▶ **DATA LISTING**
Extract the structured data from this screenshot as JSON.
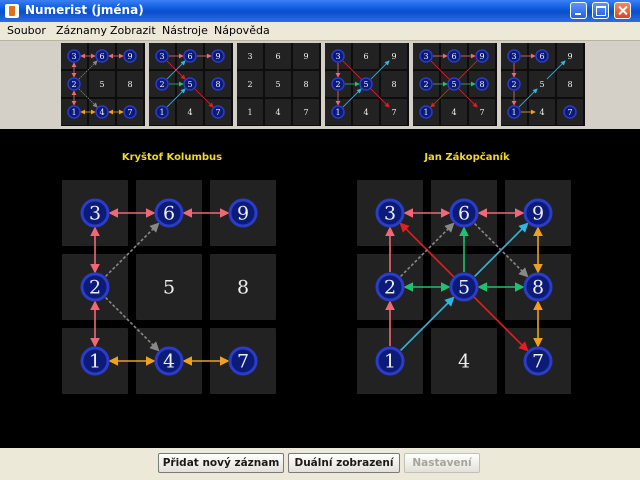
{
  "window": {
    "title": "Numerist (jména)"
  },
  "menu": [
    "Soubor",
    "Záznamy",
    "Zobrazit",
    "Nástroje",
    "Nápověda"
  ],
  "panels": [
    {
      "name": "Kryštof Kolumbus"
    },
    {
      "name": "Jan Zákopčaník"
    }
  ],
  "grid_digits": [
    "3",
    "6",
    "9",
    "2",
    "5",
    "8",
    "1",
    "4",
    "7"
  ],
  "buttons": {
    "add": "Přidat nový záznam",
    "dual": "Duální zobrazení",
    "settings": "Nastavení"
  },
  "colors": {
    "accent_title": "#f0d830",
    "pink": "#f06878",
    "orange": "#f0a020",
    "cyan": "#30b8e0",
    "green": "#20c070",
    "red": "#e02020",
    "gray": "#888888"
  }
}
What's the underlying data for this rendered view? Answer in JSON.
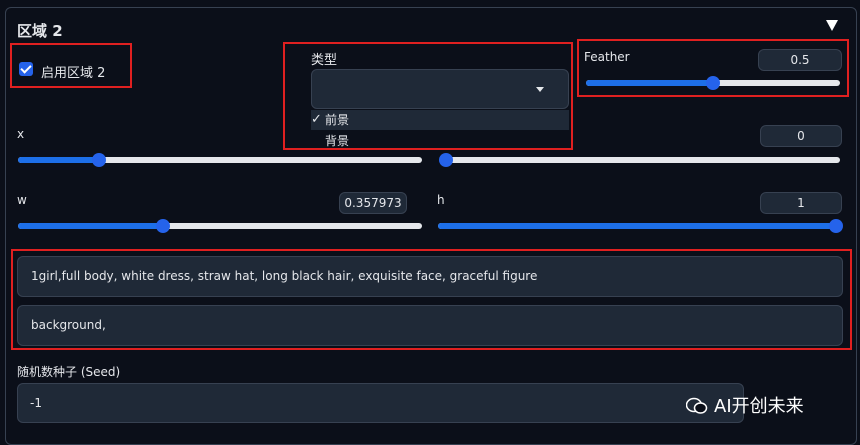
{
  "section": {
    "title": "区域 2"
  },
  "enable": {
    "label": "启用区域 2",
    "checked": true
  },
  "type_select": {
    "label": "类型",
    "value": "",
    "options": [
      "前景",
      "背景"
    ],
    "selected": "前景",
    "check_mark": "✓"
  },
  "feather": {
    "label": "Feather",
    "value": "0.5",
    "fraction": 0.5
  },
  "x": {
    "label": "x",
    "fraction": 0.2
  },
  "y": {
    "value": "0",
    "fraction": 0.0
  },
  "w": {
    "label": "w",
    "value": "0.357973",
    "fraction": 0.357973
  },
  "h": {
    "label": "h",
    "value": "1",
    "fraction": 1.0
  },
  "prompts": {
    "positive": "1girl,full body, white dress, straw hat, long black hair, exquisite face, graceful figure",
    "negative": "background,"
  },
  "seed": {
    "label": "随机数种子 (Seed)",
    "value": "-1"
  },
  "watermark": {
    "text": "AI开创未来"
  },
  "colors": {
    "accent": "#2563eb",
    "highlight": "#e02020",
    "background": "#0b0f19",
    "field": "#1f2937"
  }
}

▶ **WRITTEN REQUEST**
All of the records need repeating exactly, except for the pictures.

▶ **ANSWER TO THIS EXERCISE**
Extract the structured data from this screenshot as JSON.
{
  "window": {
    "title": "Numerist (jména)"
  },
  "menu": [
    "Soubor",
    "Záznamy",
    "Zobrazit",
    "Nástroje",
    "Nápověda"
  ],
  "panels": [
    {
      "name": "Kryštof Kolumbus"
    },
    {
      "name": "Jan Zákopčaník"
    }
  ],
  "grid_digits": [
    "3",
    "6",
    "9",
    "2",
    "5",
    "8",
    "1",
    "4",
    "7"
  ],
  "buttons": {
    "add": "Přidat nový záznam",
    "dual": "Duální zobrazení",
    "settings": "Nastavení"
  },
  "colors": {
    "accent_title": "#f0d830",
    "pink": "#f06878",
    "orange": "#f0a020",
    "cyan": "#30b8e0",
    "green": "#20c070",
    "red": "#e02020",
    "gray": "#888888"
  }
}
What's the underlying data for this rendered view? Answer in JSON.
{
  "section": {
    "title": "区域 2"
  },
  "enable": {
    "label": "启用区域 2",
    "checked": true
  },
  "type_select": {
    "label": "类型",
    "value": "",
    "options": [
      "前景",
      "背景"
    ],
    "selected": "前景",
    "check_mark": "✓"
  },
  "feather": {
    "label": "Feather",
    "value": "0.5",
    "fraction": 0.5
  },
  "x": {
    "label": "x",
    "fraction": 0.2
  },
  "y": {
    "value": "0",
    "fraction": 0.0
  },
  "w": {
    "label": "w",
    "value": "0.357973",
    "fraction": 0.357973
  },
  "h": {
    "label": "h",
    "value": "1",
    "fraction": 1.0
  },
  "prompts": {
    "positive": "1girl,full body, white dress, straw hat, long black hair, exquisite face, graceful figure",
    "negative": "background,"
  },
  "seed": {
    "label": "随机数种子 (Seed)",
    "value": "-1"
  },
  "watermark": {
    "text": "AI开创未来"
  },
  "colors": {
    "accent": "#2563eb",
    "highlight": "#e02020",
    "background": "#0b0f19",
    "field": "#1f2937"
  }
}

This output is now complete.